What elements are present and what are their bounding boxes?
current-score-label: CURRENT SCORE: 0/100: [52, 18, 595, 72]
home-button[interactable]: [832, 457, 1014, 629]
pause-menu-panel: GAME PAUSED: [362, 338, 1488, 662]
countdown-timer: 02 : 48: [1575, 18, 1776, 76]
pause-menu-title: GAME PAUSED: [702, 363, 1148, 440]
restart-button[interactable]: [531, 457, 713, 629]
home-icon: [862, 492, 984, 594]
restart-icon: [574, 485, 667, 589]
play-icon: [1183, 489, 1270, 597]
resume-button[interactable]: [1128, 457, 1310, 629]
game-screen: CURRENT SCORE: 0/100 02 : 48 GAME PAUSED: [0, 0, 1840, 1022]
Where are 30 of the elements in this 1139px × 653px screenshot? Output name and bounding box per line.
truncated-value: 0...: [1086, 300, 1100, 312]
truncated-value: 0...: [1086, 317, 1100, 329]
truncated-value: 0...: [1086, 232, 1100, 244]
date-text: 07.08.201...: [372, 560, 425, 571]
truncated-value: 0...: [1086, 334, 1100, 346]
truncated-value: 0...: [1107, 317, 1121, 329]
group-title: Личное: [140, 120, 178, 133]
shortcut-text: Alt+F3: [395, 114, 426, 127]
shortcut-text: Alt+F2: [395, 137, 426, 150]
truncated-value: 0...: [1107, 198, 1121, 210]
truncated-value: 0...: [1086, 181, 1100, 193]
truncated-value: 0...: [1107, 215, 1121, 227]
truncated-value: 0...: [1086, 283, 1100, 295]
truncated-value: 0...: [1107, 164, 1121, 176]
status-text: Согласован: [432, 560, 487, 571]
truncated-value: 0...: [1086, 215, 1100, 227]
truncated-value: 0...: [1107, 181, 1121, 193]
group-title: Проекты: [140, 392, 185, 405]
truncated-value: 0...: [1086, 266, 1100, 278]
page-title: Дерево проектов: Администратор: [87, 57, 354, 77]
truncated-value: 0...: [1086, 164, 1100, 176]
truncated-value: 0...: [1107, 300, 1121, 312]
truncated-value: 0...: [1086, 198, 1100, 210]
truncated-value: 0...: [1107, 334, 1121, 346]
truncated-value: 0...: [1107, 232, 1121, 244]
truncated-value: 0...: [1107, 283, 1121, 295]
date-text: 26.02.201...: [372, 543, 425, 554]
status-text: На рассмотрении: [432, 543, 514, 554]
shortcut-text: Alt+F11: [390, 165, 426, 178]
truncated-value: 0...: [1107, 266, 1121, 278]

■ What is being asked
Reproduce every line of the items above verbatim, keeping their original order.

■ Exercise answer
What elements are present and what are their bounding boxes?
current-score-label: CURRENT SCORE: 0/100: [52, 18, 595, 72]
home-button[interactable]: [832, 457, 1014, 629]
pause-menu-panel: GAME PAUSED: [362, 338, 1488, 662]
countdown-timer: 02 : 48: [1575, 18, 1776, 76]
pause-menu-title: GAME PAUSED: [702, 363, 1148, 440]
restart-button[interactable]: [531, 457, 713, 629]
home-icon: [862, 492, 984, 594]
restart-icon: [574, 485, 667, 589]
play-icon: [1183, 489, 1270, 597]
resume-button[interactable]: [1128, 457, 1310, 629]
game-screen: CURRENT SCORE: 0/100 02 : 48 GAME PAUSED: [0, 0, 1840, 1022]
Where are 30 of the elements in this 1139px × 653px screenshot? Output name and bounding box per line.
truncated-value: 0...: [1086, 300, 1100, 312]
truncated-value: 0...: [1086, 317, 1100, 329]
truncated-value: 0...: [1086, 232, 1100, 244]
date-text: 07.08.201...: [372, 560, 425, 571]
truncated-value: 0...: [1086, 334, 1100, 346]
truncated-value: 0...: [1107, 317, 1121, 329]
group-title: Личное: [140, 120, 178, 133]
shortcut-text: Alt+F3: [395, 114, 426, 127]
shortcut-text: Alt+F2: [395, 137, 426, 150]
truncated-value: 0...: [1107, 198, 1121, 210]
truncated-value: 0...: [1086, 181, 1100, 193]
truncated-value: 0...: [1107, 215, 1121, 227]
truncated-value: 0...: [1086, 283, 1100, 295]
truncated-value: 0...: [1107, 164, 1121, 176]
status-text: Согласован: [432, 560, 487, 571]
truncated-value: 0...: [1086, 215, 1100, 227]
truncated-value: 0...: [1107, 181, 1121, 193]
group-title: Проекты: [140, 392, 185, 405]
truncated-value: 0...: [1086, 266, 1100, 278]
page-title: Дерево проектов: Администратор: [87, 57, 354, 77]
truncated-value: 0...: [1086, 164, 1100, 176]
truncated-value: 0...: [1107, 300, 1121, 312]
truncated-value: 0...: [1086, 198, 1100, 210]
truncated-value: 0...: [1107, 334, 1121, 346]
truncated-value: 0...: [1107, 232, 1121, 244]
truncated-value: 0...: [1107, 283, 1121, 295]
date-text: 26.02.201...: [372, 543, 425, 554]
status-text: На рассмотрении: [432, 543, 514, 554]
shortcut-text: Alt+F11: [390, 165, 426, 178]
truncated-value: 0...: [1107, 266, 1121, 278]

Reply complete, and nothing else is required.